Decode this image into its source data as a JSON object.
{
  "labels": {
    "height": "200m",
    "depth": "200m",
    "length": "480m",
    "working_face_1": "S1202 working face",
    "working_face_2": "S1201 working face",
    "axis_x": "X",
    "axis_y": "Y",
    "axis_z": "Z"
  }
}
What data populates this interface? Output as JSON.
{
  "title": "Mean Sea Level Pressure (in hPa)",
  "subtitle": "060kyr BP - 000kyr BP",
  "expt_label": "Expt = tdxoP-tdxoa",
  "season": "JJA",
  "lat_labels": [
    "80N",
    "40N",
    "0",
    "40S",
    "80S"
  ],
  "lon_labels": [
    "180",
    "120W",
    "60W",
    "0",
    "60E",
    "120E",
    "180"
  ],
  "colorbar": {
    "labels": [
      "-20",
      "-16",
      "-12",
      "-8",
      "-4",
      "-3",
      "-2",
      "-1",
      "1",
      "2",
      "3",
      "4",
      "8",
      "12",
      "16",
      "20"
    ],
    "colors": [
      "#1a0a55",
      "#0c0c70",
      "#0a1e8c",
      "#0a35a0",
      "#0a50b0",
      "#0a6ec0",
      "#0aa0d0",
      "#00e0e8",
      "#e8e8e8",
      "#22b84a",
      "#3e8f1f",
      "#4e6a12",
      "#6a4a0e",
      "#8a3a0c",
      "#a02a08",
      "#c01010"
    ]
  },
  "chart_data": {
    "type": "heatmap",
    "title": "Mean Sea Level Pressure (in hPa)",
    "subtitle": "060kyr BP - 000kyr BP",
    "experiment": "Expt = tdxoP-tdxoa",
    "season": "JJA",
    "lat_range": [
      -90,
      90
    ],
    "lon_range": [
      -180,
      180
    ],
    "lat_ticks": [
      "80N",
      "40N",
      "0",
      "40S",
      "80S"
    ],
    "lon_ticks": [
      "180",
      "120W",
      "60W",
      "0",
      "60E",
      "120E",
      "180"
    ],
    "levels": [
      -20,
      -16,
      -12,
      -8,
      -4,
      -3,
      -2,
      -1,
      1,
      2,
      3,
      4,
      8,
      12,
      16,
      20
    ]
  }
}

### Directions
Determine how many lines of the entries above carry the string "Pressure", and give that number alone.

### Result of the exercise
2